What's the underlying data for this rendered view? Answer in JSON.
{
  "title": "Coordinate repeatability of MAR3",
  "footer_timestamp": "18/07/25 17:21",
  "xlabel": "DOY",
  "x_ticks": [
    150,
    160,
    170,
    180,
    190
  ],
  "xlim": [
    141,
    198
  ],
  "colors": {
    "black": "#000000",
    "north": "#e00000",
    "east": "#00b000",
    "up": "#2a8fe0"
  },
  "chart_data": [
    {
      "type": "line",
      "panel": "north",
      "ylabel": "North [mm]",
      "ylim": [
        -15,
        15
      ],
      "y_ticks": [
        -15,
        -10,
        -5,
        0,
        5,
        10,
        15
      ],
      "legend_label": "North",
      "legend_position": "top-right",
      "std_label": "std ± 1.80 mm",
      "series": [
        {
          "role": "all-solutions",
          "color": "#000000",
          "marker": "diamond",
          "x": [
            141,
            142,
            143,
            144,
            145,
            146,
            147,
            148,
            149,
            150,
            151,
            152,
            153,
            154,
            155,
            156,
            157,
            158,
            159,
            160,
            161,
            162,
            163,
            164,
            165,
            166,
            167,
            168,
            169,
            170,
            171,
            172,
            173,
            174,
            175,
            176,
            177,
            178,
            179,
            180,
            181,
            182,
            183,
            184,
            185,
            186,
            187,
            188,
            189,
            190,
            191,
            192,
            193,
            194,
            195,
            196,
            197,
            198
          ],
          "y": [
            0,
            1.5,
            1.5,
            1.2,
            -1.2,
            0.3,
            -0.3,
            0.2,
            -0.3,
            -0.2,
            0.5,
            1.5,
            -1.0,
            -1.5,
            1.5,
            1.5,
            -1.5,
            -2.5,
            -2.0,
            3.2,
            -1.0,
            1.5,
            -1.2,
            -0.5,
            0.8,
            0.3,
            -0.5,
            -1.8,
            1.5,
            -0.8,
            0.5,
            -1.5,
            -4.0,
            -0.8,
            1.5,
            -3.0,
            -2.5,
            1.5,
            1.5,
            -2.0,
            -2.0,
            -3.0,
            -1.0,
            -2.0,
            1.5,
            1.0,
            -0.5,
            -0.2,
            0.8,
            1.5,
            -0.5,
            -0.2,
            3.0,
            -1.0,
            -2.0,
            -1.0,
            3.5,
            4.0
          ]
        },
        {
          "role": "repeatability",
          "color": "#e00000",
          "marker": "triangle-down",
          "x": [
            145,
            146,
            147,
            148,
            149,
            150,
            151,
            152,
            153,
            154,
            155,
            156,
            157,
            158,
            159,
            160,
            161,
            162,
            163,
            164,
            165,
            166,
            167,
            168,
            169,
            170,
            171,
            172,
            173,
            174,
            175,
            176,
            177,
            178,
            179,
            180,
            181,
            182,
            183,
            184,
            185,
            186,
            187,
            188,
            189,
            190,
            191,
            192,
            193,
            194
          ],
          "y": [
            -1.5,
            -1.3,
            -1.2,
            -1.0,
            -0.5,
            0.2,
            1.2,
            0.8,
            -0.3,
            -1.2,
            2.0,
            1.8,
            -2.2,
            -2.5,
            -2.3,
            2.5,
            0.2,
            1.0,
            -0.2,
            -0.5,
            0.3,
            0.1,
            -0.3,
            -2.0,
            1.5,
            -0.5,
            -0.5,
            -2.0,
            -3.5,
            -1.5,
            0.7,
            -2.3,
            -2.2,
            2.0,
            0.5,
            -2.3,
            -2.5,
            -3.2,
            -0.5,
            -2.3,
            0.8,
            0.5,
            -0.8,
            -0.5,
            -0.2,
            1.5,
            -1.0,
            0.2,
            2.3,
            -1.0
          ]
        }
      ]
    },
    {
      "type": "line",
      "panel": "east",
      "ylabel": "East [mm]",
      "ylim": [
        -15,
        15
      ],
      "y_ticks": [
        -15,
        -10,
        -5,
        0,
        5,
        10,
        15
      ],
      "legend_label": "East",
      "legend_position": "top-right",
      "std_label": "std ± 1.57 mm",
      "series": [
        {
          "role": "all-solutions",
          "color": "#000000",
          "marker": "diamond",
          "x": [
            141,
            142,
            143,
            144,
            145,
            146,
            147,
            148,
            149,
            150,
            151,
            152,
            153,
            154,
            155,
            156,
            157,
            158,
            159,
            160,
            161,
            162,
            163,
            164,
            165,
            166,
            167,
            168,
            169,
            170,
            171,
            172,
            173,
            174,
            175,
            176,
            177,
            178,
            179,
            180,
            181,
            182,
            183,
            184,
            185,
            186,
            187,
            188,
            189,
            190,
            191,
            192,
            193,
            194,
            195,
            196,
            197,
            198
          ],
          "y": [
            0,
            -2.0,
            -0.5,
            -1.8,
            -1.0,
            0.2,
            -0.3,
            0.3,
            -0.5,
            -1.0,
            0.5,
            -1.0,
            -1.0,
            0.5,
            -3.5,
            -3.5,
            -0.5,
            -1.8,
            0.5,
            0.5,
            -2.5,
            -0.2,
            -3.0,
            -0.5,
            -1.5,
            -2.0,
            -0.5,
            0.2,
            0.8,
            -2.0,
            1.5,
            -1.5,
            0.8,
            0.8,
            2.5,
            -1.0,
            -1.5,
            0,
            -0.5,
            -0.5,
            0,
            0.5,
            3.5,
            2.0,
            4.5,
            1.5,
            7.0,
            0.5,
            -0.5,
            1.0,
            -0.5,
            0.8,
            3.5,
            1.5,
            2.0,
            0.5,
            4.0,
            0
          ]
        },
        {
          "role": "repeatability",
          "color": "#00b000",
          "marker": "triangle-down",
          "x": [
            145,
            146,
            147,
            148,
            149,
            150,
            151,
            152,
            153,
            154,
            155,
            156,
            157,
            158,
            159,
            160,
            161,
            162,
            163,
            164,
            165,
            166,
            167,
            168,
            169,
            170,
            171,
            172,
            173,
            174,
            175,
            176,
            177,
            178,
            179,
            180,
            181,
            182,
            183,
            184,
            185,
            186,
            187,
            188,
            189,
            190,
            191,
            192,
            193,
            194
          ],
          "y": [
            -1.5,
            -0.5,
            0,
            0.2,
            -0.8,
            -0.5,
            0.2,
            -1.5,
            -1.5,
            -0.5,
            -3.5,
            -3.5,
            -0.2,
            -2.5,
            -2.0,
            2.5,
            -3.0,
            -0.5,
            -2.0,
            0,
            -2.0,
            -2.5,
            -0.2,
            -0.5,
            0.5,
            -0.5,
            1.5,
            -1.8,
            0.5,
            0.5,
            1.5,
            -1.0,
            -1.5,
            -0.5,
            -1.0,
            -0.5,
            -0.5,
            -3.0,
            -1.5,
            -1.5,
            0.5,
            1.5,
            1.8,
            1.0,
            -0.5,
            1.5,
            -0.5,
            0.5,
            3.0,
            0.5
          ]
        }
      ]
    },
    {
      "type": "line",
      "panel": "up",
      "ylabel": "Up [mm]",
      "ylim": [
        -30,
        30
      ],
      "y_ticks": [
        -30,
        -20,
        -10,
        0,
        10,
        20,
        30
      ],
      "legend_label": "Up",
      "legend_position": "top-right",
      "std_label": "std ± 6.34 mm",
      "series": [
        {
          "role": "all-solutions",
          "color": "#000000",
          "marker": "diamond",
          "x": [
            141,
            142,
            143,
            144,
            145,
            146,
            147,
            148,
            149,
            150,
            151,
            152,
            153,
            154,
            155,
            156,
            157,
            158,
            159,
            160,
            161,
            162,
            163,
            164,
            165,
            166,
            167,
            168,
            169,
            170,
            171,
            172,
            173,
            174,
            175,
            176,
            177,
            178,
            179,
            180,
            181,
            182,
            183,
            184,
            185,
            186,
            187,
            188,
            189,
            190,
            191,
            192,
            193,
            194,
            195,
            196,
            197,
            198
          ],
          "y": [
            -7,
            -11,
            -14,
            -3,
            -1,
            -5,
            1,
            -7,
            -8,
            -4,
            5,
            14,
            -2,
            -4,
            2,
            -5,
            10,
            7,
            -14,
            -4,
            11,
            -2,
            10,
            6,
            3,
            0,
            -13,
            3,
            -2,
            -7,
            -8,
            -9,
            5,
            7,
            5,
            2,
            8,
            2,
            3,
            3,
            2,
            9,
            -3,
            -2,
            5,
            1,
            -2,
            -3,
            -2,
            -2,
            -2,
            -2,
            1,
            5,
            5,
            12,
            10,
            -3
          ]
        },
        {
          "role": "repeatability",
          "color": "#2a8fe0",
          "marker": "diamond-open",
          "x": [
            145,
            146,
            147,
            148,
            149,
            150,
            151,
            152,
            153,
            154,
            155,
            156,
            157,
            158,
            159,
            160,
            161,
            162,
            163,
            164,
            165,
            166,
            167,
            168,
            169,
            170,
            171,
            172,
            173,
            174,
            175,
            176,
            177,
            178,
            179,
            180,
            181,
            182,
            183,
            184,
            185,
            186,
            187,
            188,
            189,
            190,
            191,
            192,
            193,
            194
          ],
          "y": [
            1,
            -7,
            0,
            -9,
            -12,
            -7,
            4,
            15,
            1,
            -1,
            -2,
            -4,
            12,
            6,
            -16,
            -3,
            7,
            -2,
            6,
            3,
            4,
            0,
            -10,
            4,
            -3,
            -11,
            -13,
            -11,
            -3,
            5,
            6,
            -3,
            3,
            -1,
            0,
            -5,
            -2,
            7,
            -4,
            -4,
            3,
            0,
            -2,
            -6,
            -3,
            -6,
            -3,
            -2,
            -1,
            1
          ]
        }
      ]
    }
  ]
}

━━━━━━━━━━━━━━━━━━━━

Task instructions:
Scan the records above for the string "ylabel", then select every line that holds it.

Response:
      "ylabel": "North [mm]",
      "ylabel": "East [mm]",
      "ylabel": "Up [mm]",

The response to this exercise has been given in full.